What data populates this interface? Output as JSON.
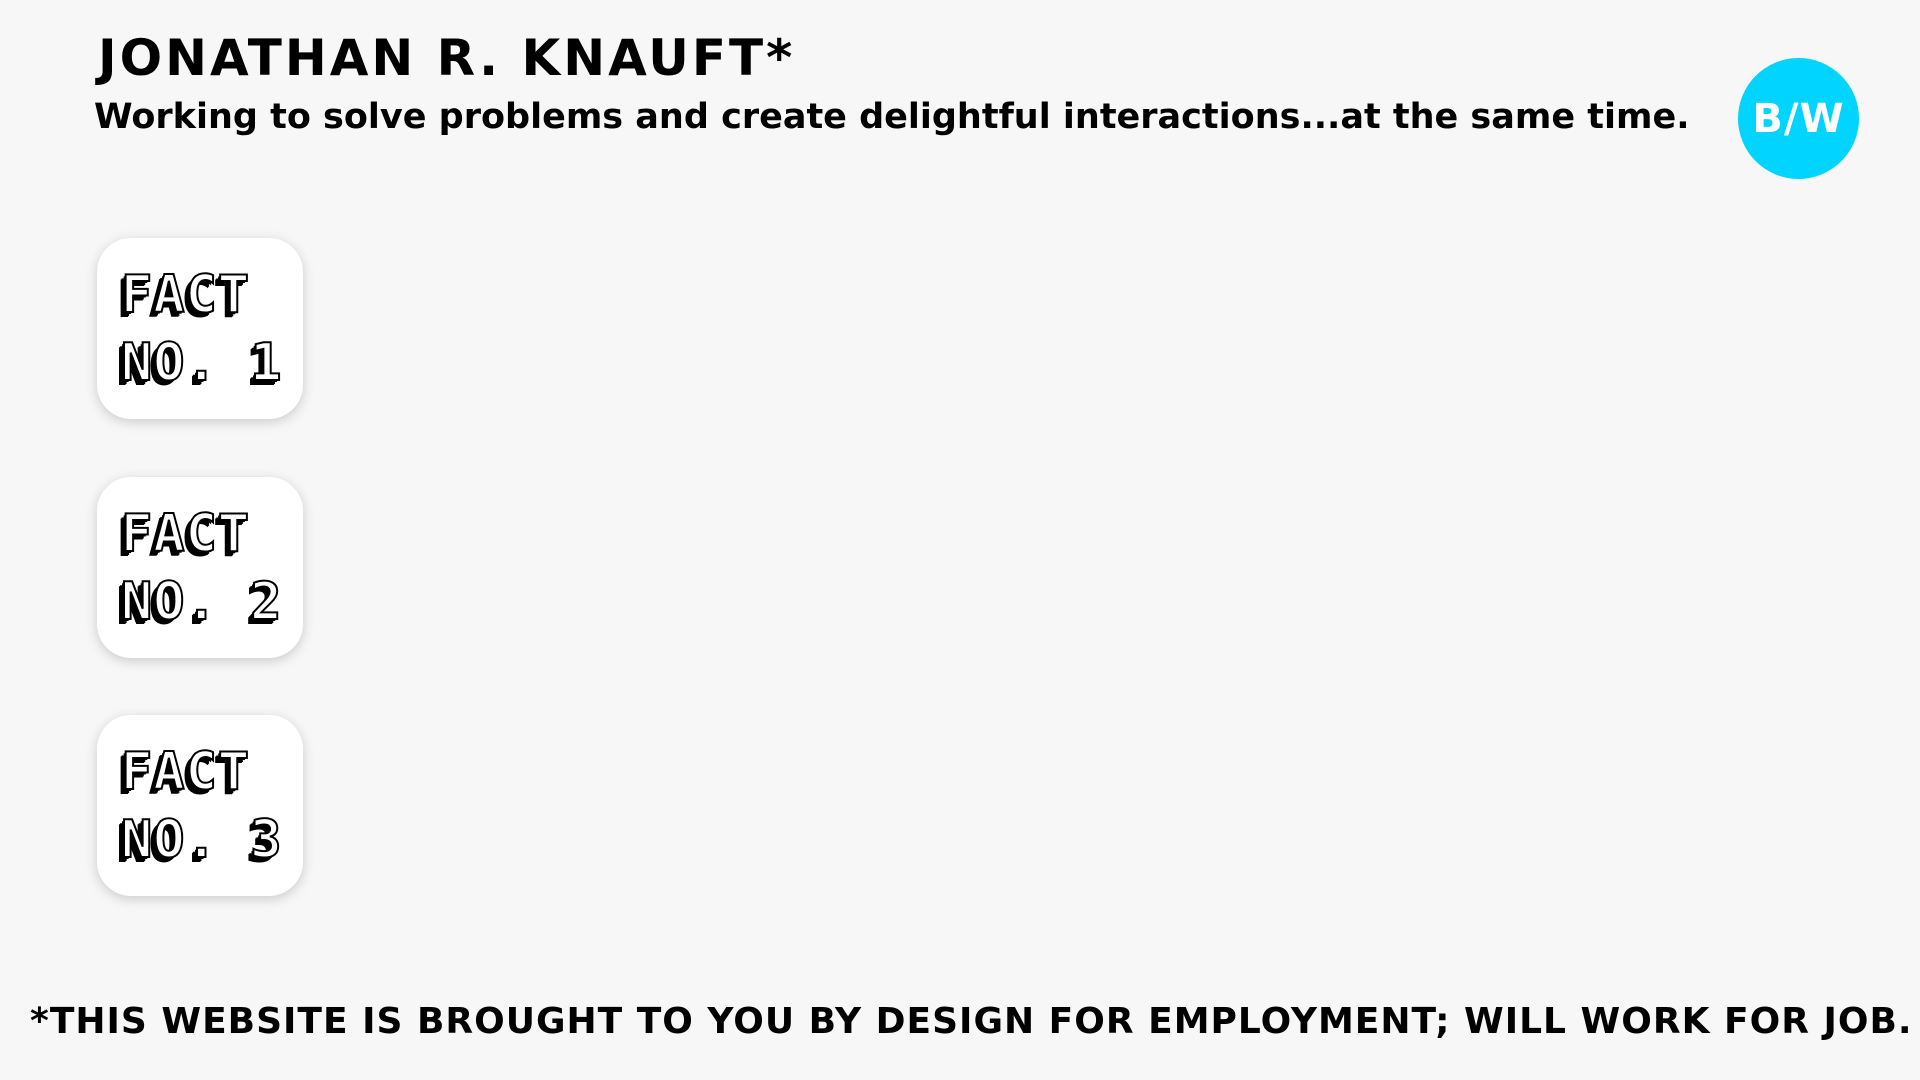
{
  "header": {
    "title": "Jonathan R. Knauft*",
    "tagline": "Working to solve problems and create delightful interactions...at the same time."
  },
  "theme_toggle": {
    "label": "B/W",
    "color": "#00d4ff"
  },
  "facts": [
    {
      "line1": "FACT",
      "line2": "NO. 1"
    },
    {
      "line1": "FACT",
      "line2": "NO. 2"
    },
    {
      "line1": "FACT",
      "line2": "NO. 3"
    }
  ],
  "footer": {
    "note": "*This website is brought to you by design for employment; will work for job."
  },
  "colors": {
    "background": "#f7f7f7",
    "card": "#ffffff",
    "accent": "#00d4ff",
    "text": "#000000"
  }
}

----

▶ Instructions to follow
Exactly reproduce the entries above, minus the pictures.

▶ The completed task
What data populates this interface? Output as JSON.
{
  "header": {
    "title": "Jonathan R. Knauft*",
    "tagline": "Working to solve problems and create delightful interactions...at the same time."
  },
  "theme_toggle": {
    "label": "B/W",
    "color": "#00d4ff"
  },
  "facts": [
    {
      "line1": "FACT",
      "line2": "NO. 1"
    },
    {
      "line1": "FACT",
      "line2": "NO. 2"
    },
    {
      "line1": "FACT",
      "line2": "NO. 3"
    }
  ],
  "footer": {
    "note": "*This website is brought to you by design for employment; will work for job."
  },
  "colors": {
    "background": "#f7f7f7",
    "card": "#ffffff",
    "accent": "#00d4ff",
    "text": "#000000"
  }
}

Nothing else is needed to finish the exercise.